* [SHORT EXERCISE]: Return the listing below unchanged, minus its pictures.

* [MATERIAL TO PROCESS]:

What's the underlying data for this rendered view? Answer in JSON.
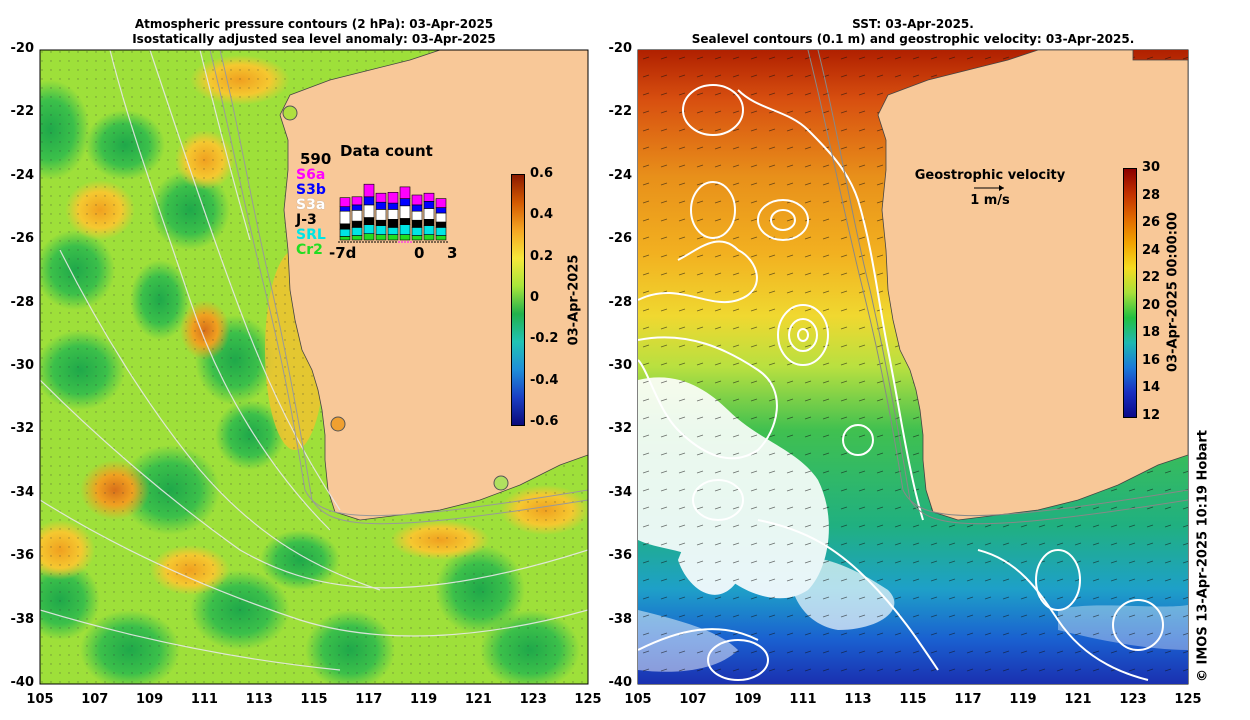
{
  "left_panel": {
    "title_line1": "Atmospheric pressure contours (2 hPa): 03-Apr-2025",
    "title_line2": "Isostatically adjusted sea level anomaly: 03-Apr-2025",
    "colorbar": {
      "label": "03-Apr-2025",
      "ticks": [
        "0.6",
        "0.4",
        "0.2",
        "0",
        "-0.2",
        "-0.4",
        "-0.6"
      ],
      "colors": [
        "#8b1a00",
        "#d45a00",
        "#f5a623",
        "#f7e83a",
        "#a8e63a",
        "#22b14c",
        "#21c4b4",
        "#1f8fd8",
        "#1a3fc4",
        "#0a0a7a"
      ]
    },
    "data_count": {
      "title": "Data count",
      "max_value": "590",
      "missions": [
        {
          "name": "S6a",
          "color": "#ff00ff"
        },
        {
          "name": "S3b",
          "color": "#0000ff"
        },
        {
          "name": "S3a",
          "color": "#ffffff"
        },
        {
          "name": "J-3",
          "color": "#000000"
        },
        {
          "name": "SRL",
          "color": "#00e5e5"
        },
        {
          "name": "Cr2",
          "color": "#22dd22"
        }
      ],
      "axis_labels": [
        "-7d",
        "0",
        "3"
      ]
    }
  },
  "right_panel": {
    "title_line1": "SST: 03-Apr-2025.",
    "title_line2": "Sealevel contours (0.1 m) and geostrophic velocity: 03-Apr-2025.",
    "colorbar": {
      "label": "03-Apr-2025 00:00:00",
      "ticks": [
        "30",
        "28",
        "26",
        "24",
        "22",
        "20",
        "18",
        "16",
        "14",
        "12"
      ],
      "colors": [
        "#8b0000",
        "#c23000",
        "#e06a00",
        "#f2a400",
        "#f5dc20",
        "#a8e03a",
        "#22c040",
        "#1fb8b0",
        "#1a7ad8",
        "#1a2fc0",
        "#0a0a8a"
      ]
    },
    "velocity_legend": {
      "title": "Geostrophic velocity",
      "scale": "1 m/s"
    }
  },
  "lat_ticks": [
    "-20",
    "-22",
    "-24",
    "-26",
    "-28",
    "-30",
    "-32",
    "-34",
    "-36",
    "-38",
    "-40"
  ],
  "lon_ticks": [
    "105",
    "107",
    "109",
    "111",
    "113",
    "115",
    "117",
    "119",
    "121",
    "123",
    "125"
  ],
  "credit": "© IMOS 13-Apr-2025 10:19 Hobart"
}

* [SOLUTION FOR THIS TASK]:
What's the underlying data for this rendered view? Answer in JSON.
{
  "left_panel": {
    "title_line1": "Atmospheric pressure contours (2 hPa): 03-Apr-2025",
    "title_line2": "Isostatically adjusted sea level anomaly: 03-Apr-2025",
    "colorbar": {
      "label": "03-Apr-2025",
      "ticks": [
        "0.6",
        "0.4",
        "0.2",
        "0",
        "-0.2",
        "-0.4",
        "-0.6"
      ],
      "colors": [
        "#8b1a00",
        "#d45a00",
        "#f5a623",
        "#f7e83a",
        "#a8e63a",
        "#22b14c",
        "#21c4b4",
        "#1f8fd8",
        "#1a3fc4",
        "#0a0a7a"
      ]
    },
    "data_count": {
      "title": "Data count",
      "max_value": "590",
      "missions": [
        {
          "name": "S6a",
          "color": "#ff00ff"
        },
        {
          "name": "S3b",
          "color": "#0000ff"
        },
        {
          "name": "S3a",
          "color": "#ffffff"
        },
        {
          "name": "J-3",
          "color": "#000000"
        },
        {
          "name": "SRL",
          "color": "#00e5e5"
        },
        {
          "name": "Cr2",
          "color": "#22dd22"
        }
      ],
      "axis_labels": [
        "-7d",
        "0",
        "3"
      ]
    }
  },
  "right_panel": {
    "title_line1": "SST: 03-Apr-2025.",
    "title_line2": "Sealevel contours (0.1 m) and geostrophic velocity: 03-Apr-2025.",
    "colorbar": {
      "label": "03-Apr-2025 00:00:00",
      "ticks": [
        "30",
        "28",
        "26",
        "24",
        "22",
        "20",
        "18",
        "16",
        "14",
        "12"
      ],
      "colors": [
        "#8b0000",
        "#c23000",
        "#e06a00",
        "#f2a400",
        "#f5dc20",
        "#a8e03a",
        "#22c040",
        "#1fb8b0",
        "#1a7ad8",
        "#1a2fc0",
        "#0a0a8a"
      ]
    },
    "velocity_legend": {
      "title": "Geostrophic velocity",
      "scale": "1 m/s"
    }
  },
  "lat_ticks": [
    "-20",
    "-22",
    "-24",
    "-26",
    "-28",
    "-30",
    "-32",
    "-34",
    "-36",
    "-38",
    "-40"
  ],
  "lon_ticks": [
    "105",
    "107",
    "109",
    "111",
    "113",
    "115",
    "117",
    "119",
    "121",
    "123",
    "125"
  ],
  "credit": "© IMOS 13-Apr-2025 10:19 Hobart"
}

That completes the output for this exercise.